• _Written exercise_:
Show each line of the data below that has the string "approval" in it.

***** Dataset records *****

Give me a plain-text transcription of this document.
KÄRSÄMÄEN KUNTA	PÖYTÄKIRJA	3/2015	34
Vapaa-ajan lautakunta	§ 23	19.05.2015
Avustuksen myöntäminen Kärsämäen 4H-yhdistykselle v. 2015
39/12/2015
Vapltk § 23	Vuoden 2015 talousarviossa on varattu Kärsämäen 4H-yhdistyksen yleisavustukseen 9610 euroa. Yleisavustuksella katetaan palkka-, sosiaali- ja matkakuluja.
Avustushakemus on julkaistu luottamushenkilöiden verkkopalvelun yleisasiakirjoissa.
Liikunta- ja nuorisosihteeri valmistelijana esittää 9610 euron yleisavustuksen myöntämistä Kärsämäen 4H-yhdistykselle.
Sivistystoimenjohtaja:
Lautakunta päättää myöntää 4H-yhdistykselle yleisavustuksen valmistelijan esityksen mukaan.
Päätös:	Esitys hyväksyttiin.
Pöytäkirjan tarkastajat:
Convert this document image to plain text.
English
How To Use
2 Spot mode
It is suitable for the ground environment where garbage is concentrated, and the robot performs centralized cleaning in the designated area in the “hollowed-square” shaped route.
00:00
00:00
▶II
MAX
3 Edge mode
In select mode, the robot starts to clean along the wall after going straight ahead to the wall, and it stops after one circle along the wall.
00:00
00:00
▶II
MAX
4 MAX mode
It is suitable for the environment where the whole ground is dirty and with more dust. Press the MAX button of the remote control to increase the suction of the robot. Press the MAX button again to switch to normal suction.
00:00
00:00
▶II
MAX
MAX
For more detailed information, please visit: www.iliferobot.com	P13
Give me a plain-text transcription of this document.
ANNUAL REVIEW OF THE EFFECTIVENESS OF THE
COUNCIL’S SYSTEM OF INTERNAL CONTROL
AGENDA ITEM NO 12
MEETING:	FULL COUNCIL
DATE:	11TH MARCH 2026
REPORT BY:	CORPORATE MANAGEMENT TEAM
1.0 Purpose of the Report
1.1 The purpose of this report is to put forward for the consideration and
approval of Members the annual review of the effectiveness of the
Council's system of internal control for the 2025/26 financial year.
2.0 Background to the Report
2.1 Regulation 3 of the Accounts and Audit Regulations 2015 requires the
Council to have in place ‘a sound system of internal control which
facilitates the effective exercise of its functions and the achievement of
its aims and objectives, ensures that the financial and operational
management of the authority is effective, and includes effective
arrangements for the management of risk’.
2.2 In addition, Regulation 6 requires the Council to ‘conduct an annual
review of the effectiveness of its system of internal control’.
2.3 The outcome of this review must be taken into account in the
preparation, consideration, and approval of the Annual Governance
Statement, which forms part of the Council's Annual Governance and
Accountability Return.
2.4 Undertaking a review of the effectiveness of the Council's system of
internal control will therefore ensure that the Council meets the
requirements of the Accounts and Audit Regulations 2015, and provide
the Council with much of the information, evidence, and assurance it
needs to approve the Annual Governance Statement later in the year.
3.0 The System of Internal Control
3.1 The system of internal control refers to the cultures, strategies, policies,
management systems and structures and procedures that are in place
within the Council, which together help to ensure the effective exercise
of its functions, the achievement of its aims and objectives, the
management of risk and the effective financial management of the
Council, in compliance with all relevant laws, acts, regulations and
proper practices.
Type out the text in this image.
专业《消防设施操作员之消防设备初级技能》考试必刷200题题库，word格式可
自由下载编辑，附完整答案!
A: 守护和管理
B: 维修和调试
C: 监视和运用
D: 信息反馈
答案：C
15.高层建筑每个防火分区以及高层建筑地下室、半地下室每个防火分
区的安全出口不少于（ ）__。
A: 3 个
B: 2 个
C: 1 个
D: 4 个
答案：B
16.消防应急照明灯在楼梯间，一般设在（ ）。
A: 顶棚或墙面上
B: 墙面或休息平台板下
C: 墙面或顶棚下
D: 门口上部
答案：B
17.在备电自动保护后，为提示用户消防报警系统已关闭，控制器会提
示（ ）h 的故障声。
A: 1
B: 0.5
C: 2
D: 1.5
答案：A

*****

• _Expected answer_:
approval of Members the annual review of the effectiveness of the
preparation, consideration, and approval of the Annual Governance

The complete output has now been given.